* Start The input *
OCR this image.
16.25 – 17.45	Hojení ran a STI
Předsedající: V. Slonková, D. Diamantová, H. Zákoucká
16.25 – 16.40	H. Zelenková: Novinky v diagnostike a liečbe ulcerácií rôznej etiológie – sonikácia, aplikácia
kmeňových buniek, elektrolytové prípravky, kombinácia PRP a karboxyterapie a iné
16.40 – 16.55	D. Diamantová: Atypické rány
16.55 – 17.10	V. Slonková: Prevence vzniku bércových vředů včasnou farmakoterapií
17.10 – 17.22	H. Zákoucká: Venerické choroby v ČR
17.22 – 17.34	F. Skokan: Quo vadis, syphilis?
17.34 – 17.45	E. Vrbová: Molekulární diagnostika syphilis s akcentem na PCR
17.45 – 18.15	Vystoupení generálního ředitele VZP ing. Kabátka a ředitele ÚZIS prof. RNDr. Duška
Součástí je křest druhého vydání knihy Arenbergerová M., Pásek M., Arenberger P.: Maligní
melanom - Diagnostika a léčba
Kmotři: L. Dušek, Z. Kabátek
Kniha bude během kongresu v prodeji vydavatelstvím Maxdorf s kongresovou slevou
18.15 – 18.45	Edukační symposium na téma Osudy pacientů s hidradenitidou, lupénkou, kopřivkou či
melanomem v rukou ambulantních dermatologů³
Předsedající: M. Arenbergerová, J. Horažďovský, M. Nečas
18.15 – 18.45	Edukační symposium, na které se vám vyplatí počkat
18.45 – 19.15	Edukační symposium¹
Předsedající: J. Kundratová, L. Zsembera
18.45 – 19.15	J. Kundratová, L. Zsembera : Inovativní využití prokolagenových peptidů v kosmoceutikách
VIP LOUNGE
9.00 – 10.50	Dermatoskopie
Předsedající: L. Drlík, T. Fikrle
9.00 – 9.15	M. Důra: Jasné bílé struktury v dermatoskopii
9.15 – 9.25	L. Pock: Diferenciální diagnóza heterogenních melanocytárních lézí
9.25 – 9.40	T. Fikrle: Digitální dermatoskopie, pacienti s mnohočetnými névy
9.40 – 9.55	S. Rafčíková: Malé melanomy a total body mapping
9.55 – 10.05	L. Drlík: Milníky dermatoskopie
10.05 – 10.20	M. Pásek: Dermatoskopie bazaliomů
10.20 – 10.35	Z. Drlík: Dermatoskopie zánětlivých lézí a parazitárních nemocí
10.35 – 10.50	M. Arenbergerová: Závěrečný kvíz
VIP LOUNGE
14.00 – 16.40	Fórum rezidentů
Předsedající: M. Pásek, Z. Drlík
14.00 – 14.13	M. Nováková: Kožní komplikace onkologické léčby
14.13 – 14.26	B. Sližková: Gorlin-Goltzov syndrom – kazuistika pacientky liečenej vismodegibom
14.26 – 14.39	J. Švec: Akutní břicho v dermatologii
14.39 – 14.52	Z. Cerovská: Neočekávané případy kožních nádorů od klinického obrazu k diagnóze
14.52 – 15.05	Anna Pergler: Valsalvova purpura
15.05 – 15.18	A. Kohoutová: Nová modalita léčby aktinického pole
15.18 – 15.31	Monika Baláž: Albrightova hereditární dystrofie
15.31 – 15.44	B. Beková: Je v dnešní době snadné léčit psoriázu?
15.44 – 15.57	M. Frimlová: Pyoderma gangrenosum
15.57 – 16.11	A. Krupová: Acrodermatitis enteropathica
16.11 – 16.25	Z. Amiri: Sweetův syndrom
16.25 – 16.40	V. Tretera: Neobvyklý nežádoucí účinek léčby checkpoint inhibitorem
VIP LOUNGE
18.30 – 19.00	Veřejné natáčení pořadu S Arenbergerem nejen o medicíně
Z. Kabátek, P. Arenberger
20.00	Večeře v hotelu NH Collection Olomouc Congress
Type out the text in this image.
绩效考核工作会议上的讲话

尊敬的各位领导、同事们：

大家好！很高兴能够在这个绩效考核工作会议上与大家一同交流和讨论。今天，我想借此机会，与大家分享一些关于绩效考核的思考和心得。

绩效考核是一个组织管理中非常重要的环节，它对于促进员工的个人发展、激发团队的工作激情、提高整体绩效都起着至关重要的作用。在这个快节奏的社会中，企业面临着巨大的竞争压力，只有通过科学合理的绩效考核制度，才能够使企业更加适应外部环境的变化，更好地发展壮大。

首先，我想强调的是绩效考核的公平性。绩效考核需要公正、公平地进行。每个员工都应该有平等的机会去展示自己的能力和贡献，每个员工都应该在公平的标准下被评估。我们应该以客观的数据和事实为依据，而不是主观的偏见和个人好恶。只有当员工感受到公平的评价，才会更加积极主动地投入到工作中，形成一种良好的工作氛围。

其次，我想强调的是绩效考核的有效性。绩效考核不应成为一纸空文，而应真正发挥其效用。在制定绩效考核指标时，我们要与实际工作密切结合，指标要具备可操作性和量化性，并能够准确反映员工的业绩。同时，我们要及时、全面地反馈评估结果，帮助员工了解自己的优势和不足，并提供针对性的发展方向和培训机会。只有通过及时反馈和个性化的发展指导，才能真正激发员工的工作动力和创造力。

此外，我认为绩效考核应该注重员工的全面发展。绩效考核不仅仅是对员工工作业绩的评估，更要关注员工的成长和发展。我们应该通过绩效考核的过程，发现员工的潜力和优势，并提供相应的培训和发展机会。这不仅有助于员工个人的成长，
* End The input *
Exercise prompt >>
Look through the entries above and report each line where the string "Diamantová" occurs.

Completed exercise >>
Předsedající: V. Slonková, D. Diamantová, H. Zákoucká
16.40 – 16.55	D. Diamantová: Atypické rány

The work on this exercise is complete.